=== DATASET ===

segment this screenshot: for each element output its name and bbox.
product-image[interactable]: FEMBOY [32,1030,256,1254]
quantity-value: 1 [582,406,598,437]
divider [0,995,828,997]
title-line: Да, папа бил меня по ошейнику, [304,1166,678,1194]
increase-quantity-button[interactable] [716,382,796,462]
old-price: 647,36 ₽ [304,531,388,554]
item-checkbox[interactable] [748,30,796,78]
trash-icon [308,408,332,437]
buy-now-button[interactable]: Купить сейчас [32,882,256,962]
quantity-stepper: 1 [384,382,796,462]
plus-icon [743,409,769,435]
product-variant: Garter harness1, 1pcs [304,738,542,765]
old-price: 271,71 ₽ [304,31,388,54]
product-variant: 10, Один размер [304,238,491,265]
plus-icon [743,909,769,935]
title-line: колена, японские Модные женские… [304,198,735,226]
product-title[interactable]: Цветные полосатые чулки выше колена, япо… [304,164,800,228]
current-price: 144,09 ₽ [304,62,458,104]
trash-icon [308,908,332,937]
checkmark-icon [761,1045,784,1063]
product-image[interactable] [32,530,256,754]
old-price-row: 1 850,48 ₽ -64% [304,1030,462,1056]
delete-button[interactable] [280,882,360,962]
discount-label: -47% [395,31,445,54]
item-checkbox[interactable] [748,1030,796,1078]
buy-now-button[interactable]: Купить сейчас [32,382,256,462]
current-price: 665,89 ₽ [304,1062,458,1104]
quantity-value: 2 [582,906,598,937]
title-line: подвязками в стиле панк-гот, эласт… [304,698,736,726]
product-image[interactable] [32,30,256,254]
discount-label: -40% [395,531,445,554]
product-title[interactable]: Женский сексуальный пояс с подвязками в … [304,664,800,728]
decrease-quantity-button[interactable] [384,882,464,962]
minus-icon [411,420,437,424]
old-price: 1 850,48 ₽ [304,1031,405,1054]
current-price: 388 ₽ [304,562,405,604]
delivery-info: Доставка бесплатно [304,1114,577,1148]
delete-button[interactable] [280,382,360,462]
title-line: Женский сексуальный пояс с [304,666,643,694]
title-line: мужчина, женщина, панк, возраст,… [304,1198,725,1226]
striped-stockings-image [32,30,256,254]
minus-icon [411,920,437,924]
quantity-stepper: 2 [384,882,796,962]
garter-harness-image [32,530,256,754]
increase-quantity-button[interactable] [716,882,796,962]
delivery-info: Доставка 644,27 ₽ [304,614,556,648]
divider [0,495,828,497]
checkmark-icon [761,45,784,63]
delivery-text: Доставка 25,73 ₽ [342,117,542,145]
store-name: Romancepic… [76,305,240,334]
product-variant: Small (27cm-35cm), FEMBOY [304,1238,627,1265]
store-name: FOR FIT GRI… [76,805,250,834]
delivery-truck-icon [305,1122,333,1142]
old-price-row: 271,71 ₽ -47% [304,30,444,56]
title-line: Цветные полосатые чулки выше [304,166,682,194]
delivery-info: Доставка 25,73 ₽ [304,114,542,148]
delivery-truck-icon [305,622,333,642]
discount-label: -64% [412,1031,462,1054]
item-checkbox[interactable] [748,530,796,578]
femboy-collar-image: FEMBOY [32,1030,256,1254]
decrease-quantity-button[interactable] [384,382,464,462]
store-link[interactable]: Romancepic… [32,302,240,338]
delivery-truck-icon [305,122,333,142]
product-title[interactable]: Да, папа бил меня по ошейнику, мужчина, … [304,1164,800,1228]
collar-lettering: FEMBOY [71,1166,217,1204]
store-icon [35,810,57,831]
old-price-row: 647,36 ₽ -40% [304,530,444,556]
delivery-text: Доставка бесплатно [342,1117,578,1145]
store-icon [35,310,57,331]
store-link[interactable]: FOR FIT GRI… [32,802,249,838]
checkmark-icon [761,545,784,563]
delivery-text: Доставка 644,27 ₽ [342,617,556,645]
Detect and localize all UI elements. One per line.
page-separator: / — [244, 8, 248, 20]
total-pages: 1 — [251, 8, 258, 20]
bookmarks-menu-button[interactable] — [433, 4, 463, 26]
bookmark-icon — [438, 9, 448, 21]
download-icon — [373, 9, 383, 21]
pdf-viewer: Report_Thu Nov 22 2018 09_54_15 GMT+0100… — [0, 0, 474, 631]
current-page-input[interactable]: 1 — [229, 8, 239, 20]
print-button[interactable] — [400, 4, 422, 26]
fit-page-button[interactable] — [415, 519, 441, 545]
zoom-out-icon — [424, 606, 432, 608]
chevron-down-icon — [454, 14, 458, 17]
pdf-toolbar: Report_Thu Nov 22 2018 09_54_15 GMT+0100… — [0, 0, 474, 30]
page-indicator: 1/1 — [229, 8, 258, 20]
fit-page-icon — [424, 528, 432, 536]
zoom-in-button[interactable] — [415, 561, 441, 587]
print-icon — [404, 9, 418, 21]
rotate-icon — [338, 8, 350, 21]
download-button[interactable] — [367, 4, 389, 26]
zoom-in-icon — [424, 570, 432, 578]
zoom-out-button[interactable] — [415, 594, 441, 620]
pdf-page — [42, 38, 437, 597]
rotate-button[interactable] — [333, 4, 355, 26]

===

**GOAL**:
Copy every line of the records above verbatim, keeping each character, bracket, and number unchanged.

**IN RESPONSE**:
segment this screenshot: for each element output its name and bbox.
product-image[interactable]: FEMBOY [32,1030,256,1254]
quantity-value: 1 [582,406,598,437]
divider [0,995,828,997]
title-line: Да, папа бил меня по ошейнику, [304,1166,678,1194]
increase-quantity-button[interactable] [716,382,796,462]
old-price: 647,36 ₽ [304,531,388,554]
item-checkbox[interactable] [748,30,796,78]
trash-icon [308,408,332,437]
buy-now-button[interactable]: Купить сейчас [32,882,256,962]
quantity-stepper: 1 [384,382,796,462]
plus-icon [743,409,769,435]
product-variant: Garter harness1, 1pcs [304,738,542,765]
old-price: 271,71 ₽ [304,31,388,54]
product-variant: 10, Один размер [304,238,491,265]
plus-icon [743,909,769,935]
title-line: колена, японские Модные женские… [304,198,735,226]
product-title[interactable]: Цветные полосатые чулки выше колена, япо… [304,164,800,228]
current-price: 144,09 ₽ [304,62,458,104]
trash-icon [308,908,332,937]
checkmark-icon [761,1045,784,1063]
product-image[interactable] [32,530,256,754]
old-price-row: 1 850,48 ₽ -64% [304,1030,462,1056]
delete-button[interactable] [280,882,360,962]
discount-label: -47% [395,31,445,54]
item-checkbox[interactable] [748,1030,796,1078]
buy-now-button[interactable]: Купить сейчас [32,382,256,462]
current-price: 665,89 ₽ [304,1062,458,1104]
quantity-value: 2 [582,906,598,937]
title-line: подвязками в стиле панк-гот, эласт… [304,698,736,726]
product-image[interactable] [32,30,256,254]
discount-label: -40% [395,531,445,554]
product-title[interactable]: Женский сексуальный пояс с подвязками в … [304,664,800,728]
decrease-quantity-button[interactable] [384,882,464,962]
minus-icon [411,420,437,424]
old-price: 1 850,48 ₽ [304,1031,405,1054]
current-price: 388 ₽ [304,562,405,604]
delivery-info: Доставка бесплатно [304,1114,577,1148]
delete-button[interactable] [280,382,360,462]
title-line: Женский сексуальный пояс с [304,666,643,694]
title-line: мужчина, женщина, панк, возраст,… [304,1198,725,1226]
striped-stockings-image [32,30,256,254]
minus-icon [411,920,437,924]
quantity-stepper: 2 [384,882,796,962]
garter-harness-image [32,530,256,754]
increase-quantity-button[interactable] [716,882,796,962]
delivery-info: Доставка 644,27 ₽ [304,614,556,648]
divider [0,495,828,497]
checkmark-icon [761,45,784,63]
delivery-text: Доставка 25,73 ₽ [342,117,542,145]
store-name: Romancepic… [76,305,240,334]
product-variant: Small (27cm-35cm), FEMBOY [304,1238,627,1265]
store-name: FOR FIT GRI… [76,805,250,834]
delivery-truck-icon [305,1122,333,1142]
old-price-row: 271,71 ₽ -47% [304,30,444,56]
title-line: Цветные полосатые чулки выше [304,166,682,194]
delivery-info: Доставка 25,73 ₽ [304,114,542,148]
delivery-truck-icon [305,622,333,642]
discount-label: -64% [412,1031,462,1054]
item-checkbox[interactable] [748,530,796,578]
femboy-collar-image: FEMBOY [32,1030,256,1254]
decrease-quantity-button[interactable] [384,382,464,462]
store-link[interactable]: Romancepic… [32,302,240,338]
delivery-truck-icon [305,122,333,142]
product-title[interactable]: Да, папа бил меня по ошейнику, мужчина, … [304,1164,800,1228]
collar-lettering: FEMBOY [71,1166,217,1204]
store-icon [35,810,57,831]
old-price-row: 647,36 ₽ -40% [304,530,444,556]
delivery-text: Доставка бесплатно [342,1117,578,1145]
store-icon [35,310,57,331]
store-link[interactable]: FOR FIT GRI… [32,802,249,838]
checkmark-icon [761,545,784,563]
delivery-text: Доставка 644,27 ₽ [342,617,556,645]
Detect and localize all UI elements. One per line.
page-separator: / — [244, 8, 248, 20]
total-pages: 1 — [251, 8, 258, 20]
bookmarks-menu-button[interactable] — [433, 4, 463, 26]
bookmark-icon — [438, 9, 448, 21]
download-icon — [373, 9, 383, 21]
pdf-viewer: Report_Thu Nov 22 2018 09_54_15 GMT+0100… — [0, 0, 474, 631]
current-page-input[interactable]: 1 — [229, 8, 239, 20]
print-button[interactable] — [400, 4, 422, 26]
fit-page-button[interactable] — [415, 519, 441, 545]
zoom-out-icon — [424, 606, 432, 608]
chevron-down-icon — [454, 14, 458, 17]
pdf-toolbar: Report_Thu Nov 22 2018 09_54_15 GMT+0100… — [0, 0, 474, 30]
page-indicator: 1/1 — [229, 8, 258, 20]
fit-page-icon — [424, 528, 432, 536]
zoom-in-button[interactable] — [415, 561, 441, 587]
print-icon — [404, 9, 418, 21]
rotate-icon — [338, 8, 350, 21]
download-button[interactable] — [367, 4, 389, 26]
zoom-in-icon — [424, 570, 432, 578]
zoom-out-button[interactable] — [415, 594, 441, 620]
pdf-page — [42, 38, 437, 597]
rotate-button[interactable] — [333, 4, 355, 26]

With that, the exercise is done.